§ Work to do: Search the listing below for "JSON". Copy each matching line.

§ Available data:
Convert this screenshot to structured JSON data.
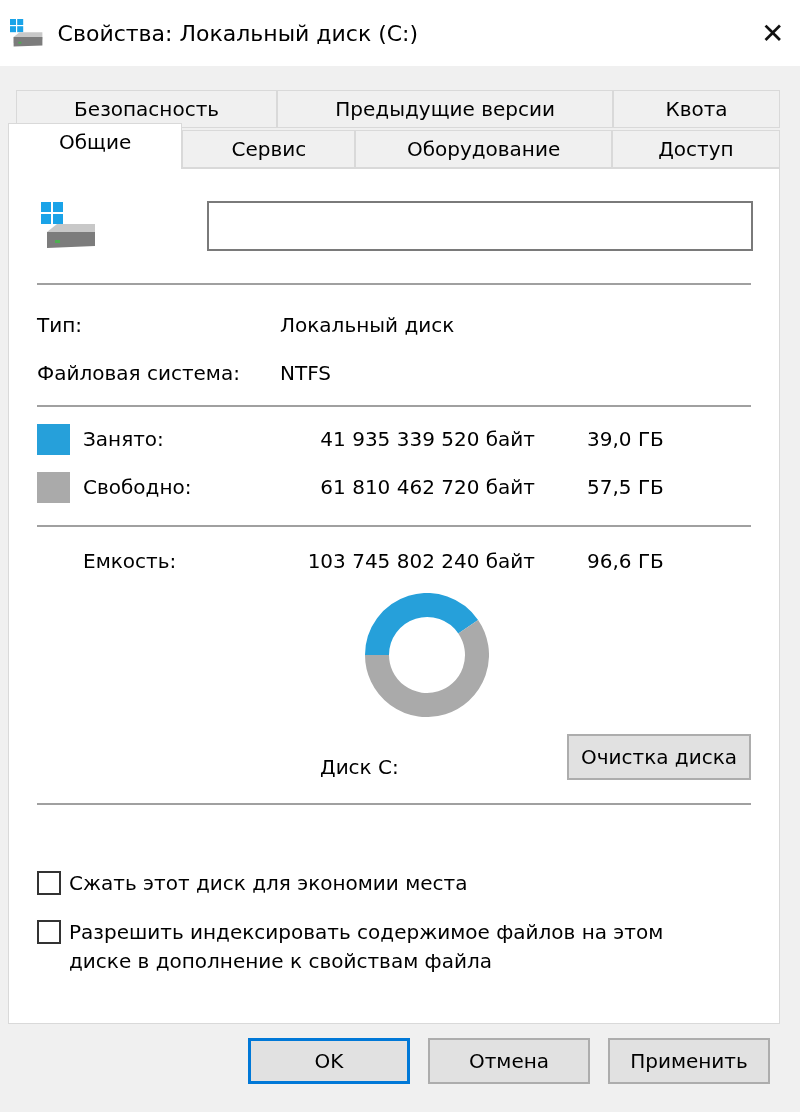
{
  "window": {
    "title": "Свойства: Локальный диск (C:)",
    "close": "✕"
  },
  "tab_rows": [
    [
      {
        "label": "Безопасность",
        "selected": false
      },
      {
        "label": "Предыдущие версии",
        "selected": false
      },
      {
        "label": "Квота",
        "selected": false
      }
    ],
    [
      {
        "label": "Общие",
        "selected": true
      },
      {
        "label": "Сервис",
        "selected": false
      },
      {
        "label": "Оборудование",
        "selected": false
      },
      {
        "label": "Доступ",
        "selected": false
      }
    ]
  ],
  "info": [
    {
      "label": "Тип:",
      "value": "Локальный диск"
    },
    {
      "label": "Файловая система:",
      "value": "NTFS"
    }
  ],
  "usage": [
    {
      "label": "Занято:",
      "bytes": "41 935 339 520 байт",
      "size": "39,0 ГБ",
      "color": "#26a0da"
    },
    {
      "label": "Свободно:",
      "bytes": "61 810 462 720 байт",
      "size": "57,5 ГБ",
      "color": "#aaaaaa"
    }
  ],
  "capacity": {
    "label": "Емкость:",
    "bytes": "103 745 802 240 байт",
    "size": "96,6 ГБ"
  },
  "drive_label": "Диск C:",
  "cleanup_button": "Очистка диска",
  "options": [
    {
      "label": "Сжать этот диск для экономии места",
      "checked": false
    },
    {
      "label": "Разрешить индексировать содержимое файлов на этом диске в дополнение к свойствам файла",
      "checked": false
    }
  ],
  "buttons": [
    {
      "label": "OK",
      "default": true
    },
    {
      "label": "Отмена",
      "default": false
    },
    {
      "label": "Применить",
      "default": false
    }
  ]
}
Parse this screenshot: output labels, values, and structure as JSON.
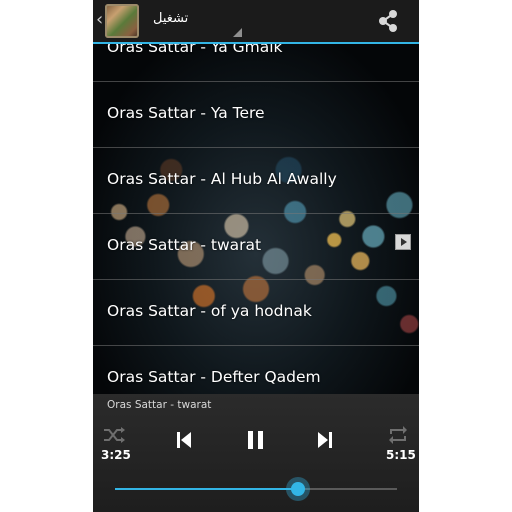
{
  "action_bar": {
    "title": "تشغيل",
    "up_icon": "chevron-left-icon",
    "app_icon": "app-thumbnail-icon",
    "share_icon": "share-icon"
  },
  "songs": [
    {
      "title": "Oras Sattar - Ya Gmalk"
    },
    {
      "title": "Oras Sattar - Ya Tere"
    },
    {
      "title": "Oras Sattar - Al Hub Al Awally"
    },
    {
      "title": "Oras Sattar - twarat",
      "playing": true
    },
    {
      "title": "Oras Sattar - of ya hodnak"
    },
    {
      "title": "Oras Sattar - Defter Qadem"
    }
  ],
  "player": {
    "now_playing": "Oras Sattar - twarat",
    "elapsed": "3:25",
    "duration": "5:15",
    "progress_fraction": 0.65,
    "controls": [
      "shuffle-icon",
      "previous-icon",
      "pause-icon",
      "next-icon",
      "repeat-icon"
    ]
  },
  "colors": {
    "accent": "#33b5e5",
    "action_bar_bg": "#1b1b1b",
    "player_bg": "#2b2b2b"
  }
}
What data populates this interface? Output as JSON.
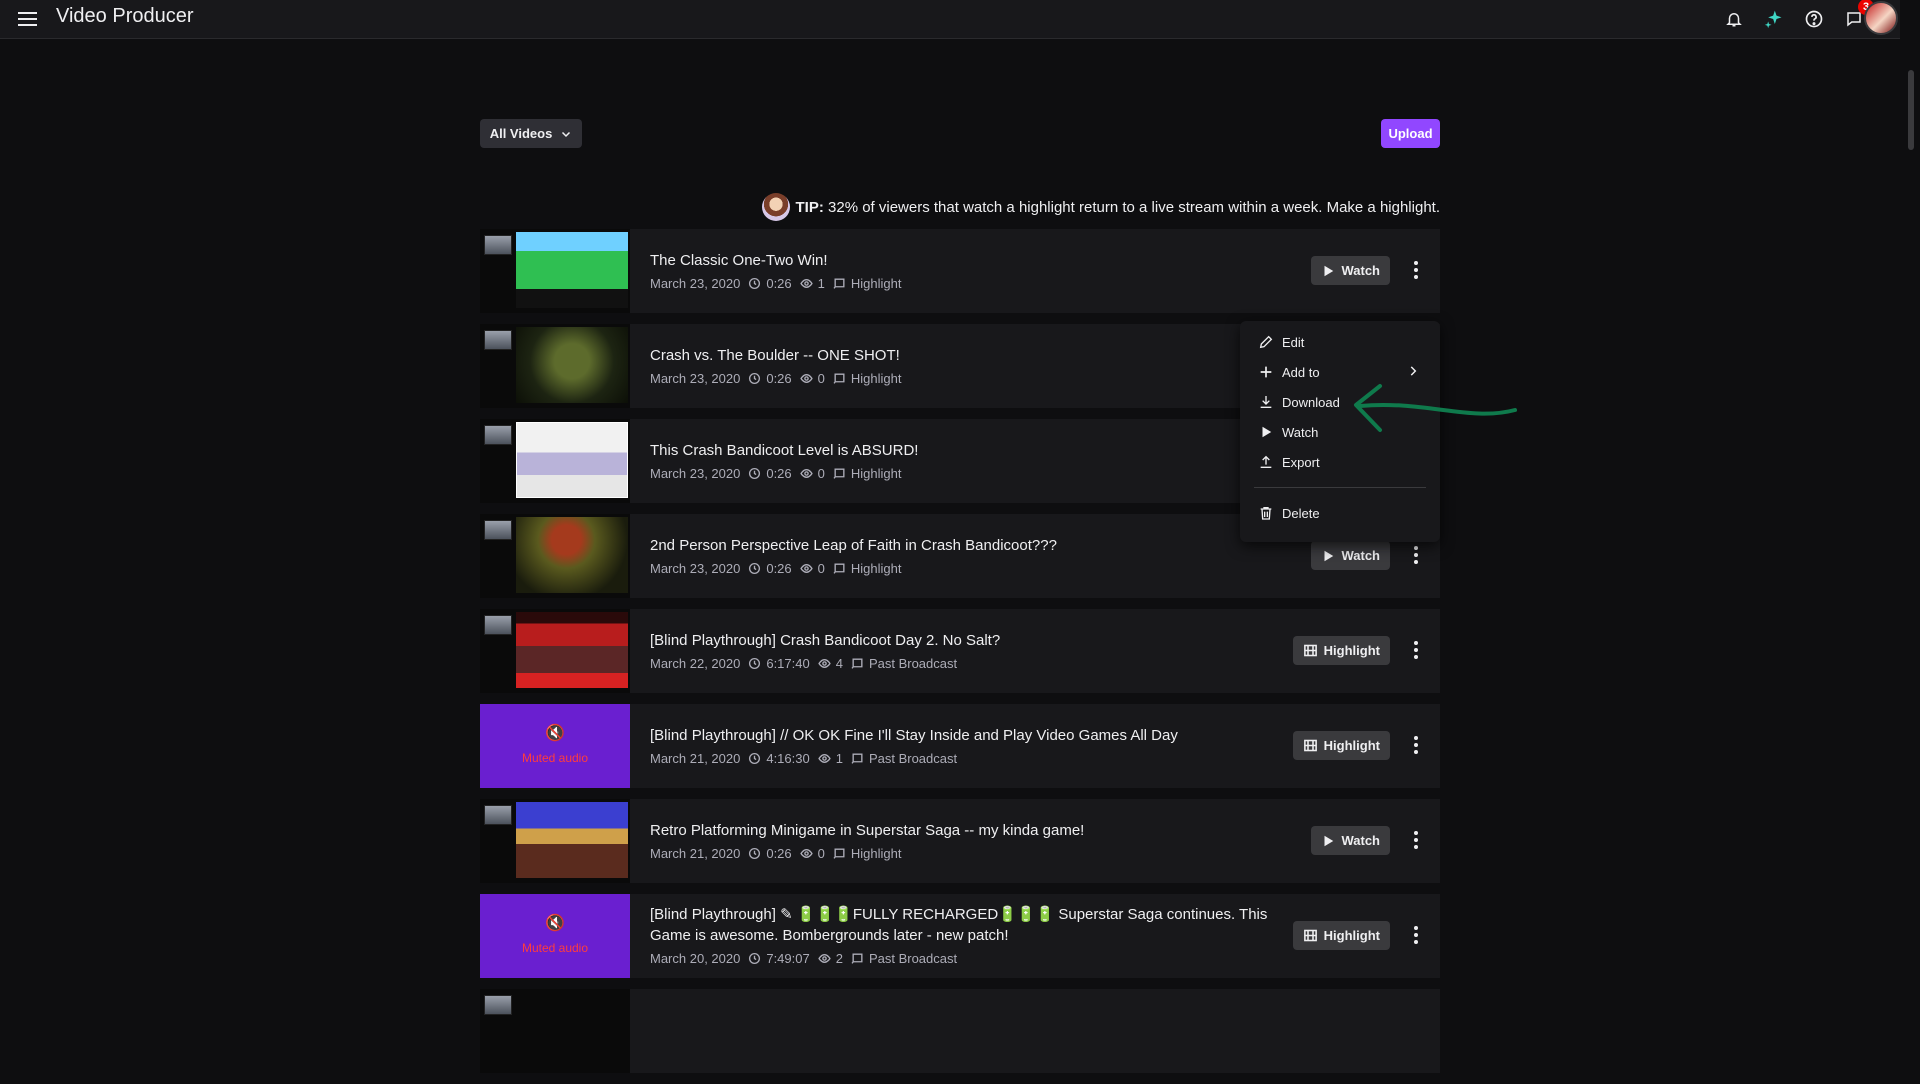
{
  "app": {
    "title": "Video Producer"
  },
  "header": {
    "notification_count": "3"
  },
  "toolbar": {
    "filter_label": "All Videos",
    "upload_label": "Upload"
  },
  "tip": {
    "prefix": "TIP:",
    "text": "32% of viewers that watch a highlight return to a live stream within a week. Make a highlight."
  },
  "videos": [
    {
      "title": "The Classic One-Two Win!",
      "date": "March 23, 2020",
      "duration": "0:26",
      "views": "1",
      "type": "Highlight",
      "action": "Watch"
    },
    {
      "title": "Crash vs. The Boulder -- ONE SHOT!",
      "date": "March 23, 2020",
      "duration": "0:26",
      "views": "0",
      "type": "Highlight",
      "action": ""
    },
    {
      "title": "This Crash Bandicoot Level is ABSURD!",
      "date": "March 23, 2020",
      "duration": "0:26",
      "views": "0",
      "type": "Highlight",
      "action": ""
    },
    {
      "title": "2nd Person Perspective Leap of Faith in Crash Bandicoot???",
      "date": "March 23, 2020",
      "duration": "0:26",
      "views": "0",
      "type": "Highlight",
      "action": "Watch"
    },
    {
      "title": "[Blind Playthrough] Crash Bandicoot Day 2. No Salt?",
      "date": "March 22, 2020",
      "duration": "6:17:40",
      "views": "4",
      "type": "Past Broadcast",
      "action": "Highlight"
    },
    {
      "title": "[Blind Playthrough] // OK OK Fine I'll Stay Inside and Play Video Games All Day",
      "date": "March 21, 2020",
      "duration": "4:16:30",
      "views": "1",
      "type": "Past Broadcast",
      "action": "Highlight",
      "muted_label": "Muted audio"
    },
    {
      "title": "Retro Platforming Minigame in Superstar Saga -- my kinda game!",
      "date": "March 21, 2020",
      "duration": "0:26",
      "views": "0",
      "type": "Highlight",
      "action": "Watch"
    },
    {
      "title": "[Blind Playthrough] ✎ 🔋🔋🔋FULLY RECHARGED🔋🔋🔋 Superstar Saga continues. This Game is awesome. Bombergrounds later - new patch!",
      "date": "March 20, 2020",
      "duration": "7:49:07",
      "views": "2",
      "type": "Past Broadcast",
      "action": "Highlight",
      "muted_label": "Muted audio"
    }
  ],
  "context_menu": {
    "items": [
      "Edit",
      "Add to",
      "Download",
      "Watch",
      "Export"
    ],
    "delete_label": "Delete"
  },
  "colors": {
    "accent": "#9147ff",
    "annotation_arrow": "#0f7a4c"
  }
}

§ In response:
Convert this screenshot to structured JSON data.
Parse this screenshot: output labels, values, and structure as JSON.
What data populates this interface? Output as JSON.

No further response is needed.